:: Challenge 1 ::
Answer these questions using the Spam article:
(a) What ingredients does it list as being in the blue can?
(b) At Aloha Cafe, what is the musubi dunked in before it goes into the deep fryer?
(c) What is the Spam banh mi at Pot served with?
:: Challenge 2 ::
Reproduce the stretch of the Spam article from "Country Spam breakfast: It" through "(310) 858-5922, www.jacknjillstoo.com.", word for word.

:: Article ::
## begin

Fans of Spam know that it can actually be pretty great stuff. Sure, it's a chunk of gelatinous, salty meat in a little blue can, but when you put it in the hands of trained professionals, or your grandmother, it can be pure magic.
If you didn't grow up eating Spam, or consider it mystery meat, let's get a couple things straight. What's really in that blue can is a mix of pork shoulder, ham, salt, water, potato starch, sugar and sodium nitrate. Whether you're looking to give it a try for the first time, or you consider it a family staple, we've got seven great Spam dishes for Spam lovers, new and old, to try.
Deep fried spam musubi: Spam musubi is a delight on its own. Slices of Spam are rolled in sushi rice and seaweed to form a sort of irresistible Spam sushi. The folks at Aloha Cafe in Little Tokyo are taking the classic and bumping it up a couple notches by deep frying it. The musubi is dunked in an egg wash, flour and panko bread crumbs before hitting the deep fryer. The end result is the Spam musubi you know and love, with an extra crisp coating and a drizzle of sweet teriyaki sauce. You'll think you're eating a rice doughnut with a Spam surprise inside. Three large pieces are served on a bed of shredded cabbage, so at least you can pretend it came with a salad ($3.95). 410 E. 2nd St., Los Angeles, (213) 346-9930, www.eatatalohacafe.com.
Spam banh mi: It's Spam on white bread, but Roy Choi is putting his own spin on the classic at Pot. Instead of a baguette, Choi uses a soft toasted roll and slathers it with a spicy, creamy Sriracha sauce. Pieces of caramelized Spam are layered with matchsticks of pickled radish and carrot, jalapeno slices, fried shallots and a ton of Thai basil and cilantro. The pickles are definitely banh mi-ish, but the herbs bring to mind the flavors of ground chicken with Thai basil, a dish you're likely to find at your neighborhood Thai spot. The sandwich is served with a mound of seasoned fries and some good old-fashioned ketchup ($12). 3515 Wilshire Blvd., Los Angeles, (213) 368-3030, www.eatatpot.com.
Country Spam breakfast: It is possible to find Spam at a restaurant on the Westside. At Jack n' Jill's Too, they're using Spam in their country Spam breakfast with eggs. The meat is pan seared until crisp around the edges and served with sweet brown rice. It's topped with a fried egg, similar to the Hawaiian dish Loco Moco, with no gravy ($11). But if you're really craving the Hawaiian classic, the kitchen will kindly add a couple ladles of gravy on top. 8738 W. 3rd St., Los Angeles, (310) 858-5922, www.jacknjillstoo.com.

## end

:: Stored data ::
## begin

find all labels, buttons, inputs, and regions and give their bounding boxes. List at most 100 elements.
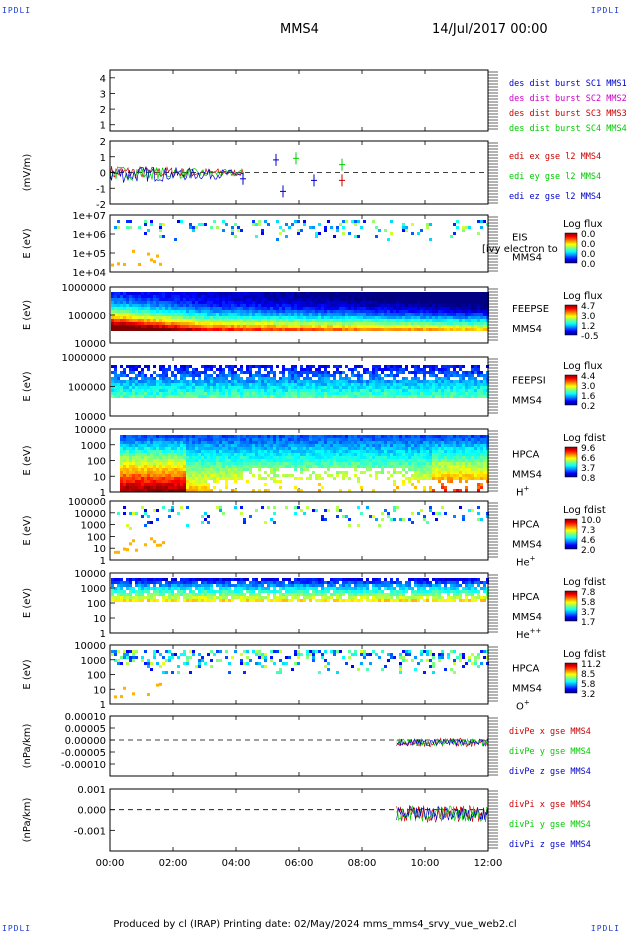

## end

:: Task answer 1 ::
(a) Pork shoulder, ham, salt, water, potato starch, sugar and sodium nitrate.
(b) An egg wash, flour and panko bread crumbs.
(c) A mound of seasoned fries and some good old-fashioned ketchup.

:: Task answer 2 ::
Country Spam breakfast: It is possible to find Spam at a restaurant on the Westside. At Jack n' Jill's Too, they're using Spam in their country Spam breakfast with eggs. The meat is pan seared until crisp around the edges and served with sweet brown rice. It's topped with a fried egg, similar to the Hawaiian dish Loco Moco, with no gravy ($11). But if you're really craving the Hawaiian classic, the kitchen will kindly add a couple ladles of gravy on top. 8738 W. 3rd St., Los Angeles, (310) 858-5922, www.jacknjillstoo.com.